Page text —

== Segment start ==

Over the past decade, a growing number of immunodeficiencies have been identified that cause CMC, many of which are associated with impaired development of Th17 and Treg defects, rendering individuals susceptible to Candida infections (7). Mutations in genes including IL17F, IL17RA, IL17RC, ACT1 (TRAF3IP2), and RORC have been identified in some CMC patients (7–9). Additionally, mutations affecting proteins involved in the signaling pathway of IL-17 including STAT1, CARD9, STAT3, TYK2, and DOCK8 have also been observed (7). Among them, STAT1 GOF mutations represent the most prevalent genetic cause of inherited CMC as well as various infectious and autoimmune diseases along with cerebral aneurysms and carcinomas with a poor outcome (4). Toubiana et al. identified 76 mutations in this gene associated with CMC and other researchers also observed additional novel mutations (4, 10–12). Furthermore, APECED syndrome with biallelic mutations in the AIRE gene and HIES with dominant-negative mutations in the STAT3 gene are also characterized by increased susceptibility to fungal infections, which may manifest as CMC (13–16). The number or function of Tregs was observed to be diminished in patients with CMC those carrying STAT1 GOF mutations (17). Therefore, when clinical suspicion arises for CMC, the aforementioned genes can be examined to aid diagnosis.

Xie et al. reported a patient initially misdiagnosed as fissured tongue and oral candidiasis, which was later confirmed as CMC after 18 years, via whole exome sequencing (WES) analysis revealing an IL-17RC mutation (3). Additionally, in cohort analysis, targeted panel sequencing played an important role in being a cost-effective first-line genetic screening method that facilitates the identification of mutations even in patients with atypical clinical presentations. In this way, more than one-third of patients diagnosed with CMC were found to harbor genetic defects, including 23 STAT1 and 4 CARD9 mutations (13). Thus, the significance of genetic tests is underscored in these reports, as they facilitate precise timing of treatment and enable early prediction and detection of associated complications in the management of CMC (18).

== Segment end ==

Data records —
== Segment start ==

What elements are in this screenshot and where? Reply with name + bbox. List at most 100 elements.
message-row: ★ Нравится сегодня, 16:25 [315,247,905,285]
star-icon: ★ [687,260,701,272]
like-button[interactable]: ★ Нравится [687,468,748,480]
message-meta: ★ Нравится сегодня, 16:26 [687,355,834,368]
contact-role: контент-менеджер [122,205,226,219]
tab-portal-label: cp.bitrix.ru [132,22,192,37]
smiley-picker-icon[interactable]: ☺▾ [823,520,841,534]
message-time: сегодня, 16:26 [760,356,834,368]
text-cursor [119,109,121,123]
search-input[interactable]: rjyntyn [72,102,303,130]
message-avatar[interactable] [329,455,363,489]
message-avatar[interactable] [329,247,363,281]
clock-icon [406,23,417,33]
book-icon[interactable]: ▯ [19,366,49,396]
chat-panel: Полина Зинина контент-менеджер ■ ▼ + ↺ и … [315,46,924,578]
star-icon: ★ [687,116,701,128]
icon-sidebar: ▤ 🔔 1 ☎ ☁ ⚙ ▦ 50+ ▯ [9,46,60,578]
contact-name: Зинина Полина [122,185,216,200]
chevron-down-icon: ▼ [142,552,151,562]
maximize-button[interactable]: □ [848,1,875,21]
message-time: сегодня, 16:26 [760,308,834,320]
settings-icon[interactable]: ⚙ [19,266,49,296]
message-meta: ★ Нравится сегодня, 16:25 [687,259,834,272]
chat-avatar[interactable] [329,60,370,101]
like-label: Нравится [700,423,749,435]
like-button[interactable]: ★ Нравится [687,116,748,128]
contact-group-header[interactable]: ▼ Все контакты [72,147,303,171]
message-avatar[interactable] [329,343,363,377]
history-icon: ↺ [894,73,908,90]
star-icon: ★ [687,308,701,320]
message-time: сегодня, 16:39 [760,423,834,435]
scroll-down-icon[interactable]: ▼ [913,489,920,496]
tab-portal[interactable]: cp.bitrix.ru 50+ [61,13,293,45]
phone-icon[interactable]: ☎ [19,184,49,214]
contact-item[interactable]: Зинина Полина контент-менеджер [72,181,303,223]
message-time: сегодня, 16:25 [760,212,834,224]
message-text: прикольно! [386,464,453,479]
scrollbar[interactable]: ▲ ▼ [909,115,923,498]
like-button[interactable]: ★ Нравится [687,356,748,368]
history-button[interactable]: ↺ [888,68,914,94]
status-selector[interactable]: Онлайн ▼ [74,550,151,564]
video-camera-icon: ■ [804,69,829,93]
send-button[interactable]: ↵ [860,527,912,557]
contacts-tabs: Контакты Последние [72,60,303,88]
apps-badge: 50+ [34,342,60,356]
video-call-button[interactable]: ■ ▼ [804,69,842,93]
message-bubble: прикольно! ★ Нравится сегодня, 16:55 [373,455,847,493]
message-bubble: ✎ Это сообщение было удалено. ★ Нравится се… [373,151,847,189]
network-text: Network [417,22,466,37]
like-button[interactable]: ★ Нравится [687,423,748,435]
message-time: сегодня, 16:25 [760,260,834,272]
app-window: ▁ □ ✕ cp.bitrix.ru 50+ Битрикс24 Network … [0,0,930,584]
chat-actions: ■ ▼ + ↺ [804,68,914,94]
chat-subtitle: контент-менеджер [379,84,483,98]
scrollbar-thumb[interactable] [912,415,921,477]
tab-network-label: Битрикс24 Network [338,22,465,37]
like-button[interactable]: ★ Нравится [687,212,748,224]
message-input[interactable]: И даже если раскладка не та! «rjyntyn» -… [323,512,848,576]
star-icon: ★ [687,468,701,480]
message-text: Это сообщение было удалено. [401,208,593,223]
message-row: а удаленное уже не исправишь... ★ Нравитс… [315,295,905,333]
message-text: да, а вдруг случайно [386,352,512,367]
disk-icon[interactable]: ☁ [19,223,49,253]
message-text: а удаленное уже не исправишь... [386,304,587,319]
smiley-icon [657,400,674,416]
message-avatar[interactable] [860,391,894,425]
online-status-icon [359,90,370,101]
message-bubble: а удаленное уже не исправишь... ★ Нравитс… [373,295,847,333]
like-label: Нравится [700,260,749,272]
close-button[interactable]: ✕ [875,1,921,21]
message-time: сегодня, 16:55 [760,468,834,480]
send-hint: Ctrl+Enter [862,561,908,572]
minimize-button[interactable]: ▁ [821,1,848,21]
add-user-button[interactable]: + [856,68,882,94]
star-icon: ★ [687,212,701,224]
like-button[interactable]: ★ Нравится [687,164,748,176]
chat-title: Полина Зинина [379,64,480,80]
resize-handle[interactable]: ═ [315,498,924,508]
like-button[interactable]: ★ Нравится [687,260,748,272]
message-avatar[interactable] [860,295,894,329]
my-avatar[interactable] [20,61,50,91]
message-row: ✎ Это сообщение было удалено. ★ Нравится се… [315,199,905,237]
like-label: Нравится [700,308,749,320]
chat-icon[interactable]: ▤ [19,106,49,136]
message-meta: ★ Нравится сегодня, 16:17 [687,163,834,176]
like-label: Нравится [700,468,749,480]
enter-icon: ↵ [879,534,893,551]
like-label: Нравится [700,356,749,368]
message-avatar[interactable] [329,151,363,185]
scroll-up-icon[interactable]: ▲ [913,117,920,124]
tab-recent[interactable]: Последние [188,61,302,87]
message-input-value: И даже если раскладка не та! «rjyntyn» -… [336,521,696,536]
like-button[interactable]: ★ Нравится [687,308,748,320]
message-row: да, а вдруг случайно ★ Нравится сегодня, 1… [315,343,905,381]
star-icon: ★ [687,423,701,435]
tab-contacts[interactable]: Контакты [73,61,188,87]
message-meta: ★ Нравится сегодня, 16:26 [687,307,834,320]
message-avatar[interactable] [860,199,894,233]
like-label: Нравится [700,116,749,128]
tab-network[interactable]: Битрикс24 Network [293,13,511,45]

== Segment end ==

Brief —
Please copy the passage on CMC genetics starting at "Xie et al. reported" and ending at "of CMC (18).", renaming "misdiagnosed" to "mistakenly diagnosed" throughout.

Task response —
Xie et al. reported a patient initially mistakenly diagnosed as fissured tongue and oral candidiasis, which was later confirmed as CMC after 18 years, via whole exome sequencing (WES) analysis revealing an IL-17RC mutation (3). Additionally, in cohort analysis, targeted panel sequencing played an important role in being a cost-effective first-line genetic screening method that facilitates the identification of mutations even in patients with atypical clinical presentations. In this way, more than one-third of patients diagnosed with CMC were found to harbor genetic defects, including 23 STAT1 and 4 CARD9 mutations (13). Thus, the significance of genetic tests is underscored in these reports, as they facilitate precise timing of treatment and enable early prediction and detection of associated complications in the management of CMC (18).